[Structured figure records]
■ ■ ■ ■ ■
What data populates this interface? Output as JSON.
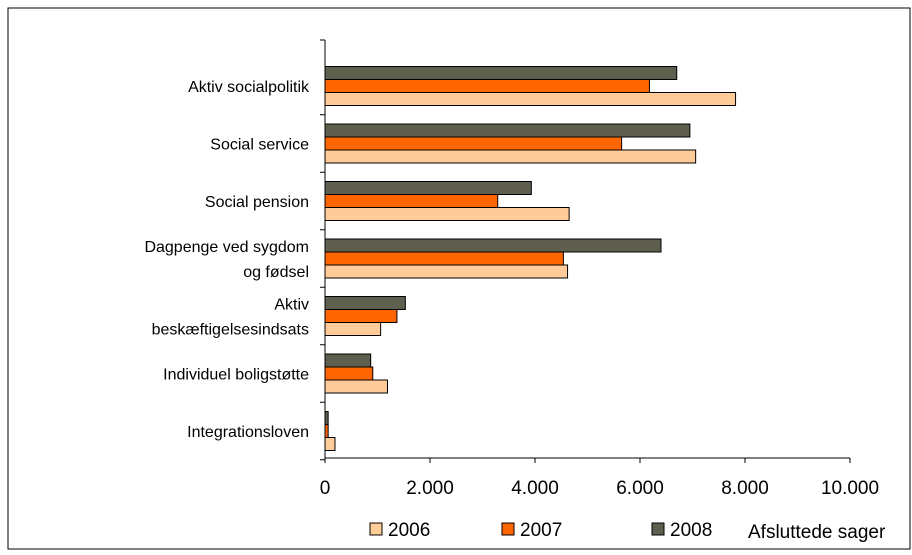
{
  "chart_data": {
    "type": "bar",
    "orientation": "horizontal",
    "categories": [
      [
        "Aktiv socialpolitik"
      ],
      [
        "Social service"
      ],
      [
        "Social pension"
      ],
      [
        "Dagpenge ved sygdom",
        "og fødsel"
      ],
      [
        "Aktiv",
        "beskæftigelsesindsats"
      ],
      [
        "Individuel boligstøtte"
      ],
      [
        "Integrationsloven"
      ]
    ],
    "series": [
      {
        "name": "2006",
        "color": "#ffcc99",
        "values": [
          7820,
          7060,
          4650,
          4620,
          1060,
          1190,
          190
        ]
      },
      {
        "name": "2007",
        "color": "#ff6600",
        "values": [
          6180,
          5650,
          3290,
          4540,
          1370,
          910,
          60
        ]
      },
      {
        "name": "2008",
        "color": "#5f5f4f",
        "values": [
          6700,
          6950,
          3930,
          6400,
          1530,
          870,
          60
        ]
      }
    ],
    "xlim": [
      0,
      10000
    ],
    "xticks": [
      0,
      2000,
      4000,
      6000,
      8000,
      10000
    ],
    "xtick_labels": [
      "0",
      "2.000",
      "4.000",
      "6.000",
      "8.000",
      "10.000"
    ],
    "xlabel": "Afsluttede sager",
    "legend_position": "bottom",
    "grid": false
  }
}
■ ■ ■ ■ ■
Set down the material exactly, every line of it, except for the pictures.

● TASK OUTPUT:
What data populates this interface? Output as JSON.
{
  "chart_data": {
    "type": "bar",
    "orientation": "horizontal",
    "categories": [
      [
        "Aktiv socialpolitik"
      ],
      [
        "Social service"
      ],
      [
        "Social pension"
      ],
      [
        "Dagpenge ved sygdom",
        "og fødsel"
      ],
      [
        "Aktiv",
        "beskæftigelsesindsats"
      ],
      [
        "Individuel boligstøtte"
      ],
      [
        "Integrationsloven"
      ]
    ],
    "series": [
      {
        "name": "2006",
        "color": "#ffcc99",
        "values": [
          7820,
          7060,
          4650,
          4620,
          1060,
          1190,
          190
        ]
      },
      {
        "name": "2007",
        "color": "#ff6600",
        "values": [
          6180,
          5650,
          3290,
          4540,
          1370,
          910,
          60
        ]
      },
      {
        "name": "2008",
        "color": "#5f5f4f",
        "values": [
          6700,
          6950,
          3930,
          6400,
          1530,
          870,
          60
        ]
      }
    ],
    "xlim": [
      0,
      10000
    ],
    "xticks": [
      0,
      2000,
      4000,
      6000,
      8000,
      10000
    ],
    "xtick_labels": [
      "0",
      "2.000",
      "4.000",
      "6.000",
      "8.000",
      "10.000"
    ],
    "xlabel": "Afsluttede sager",
    "legend_position": "bottom",
    "grid": false
  }
}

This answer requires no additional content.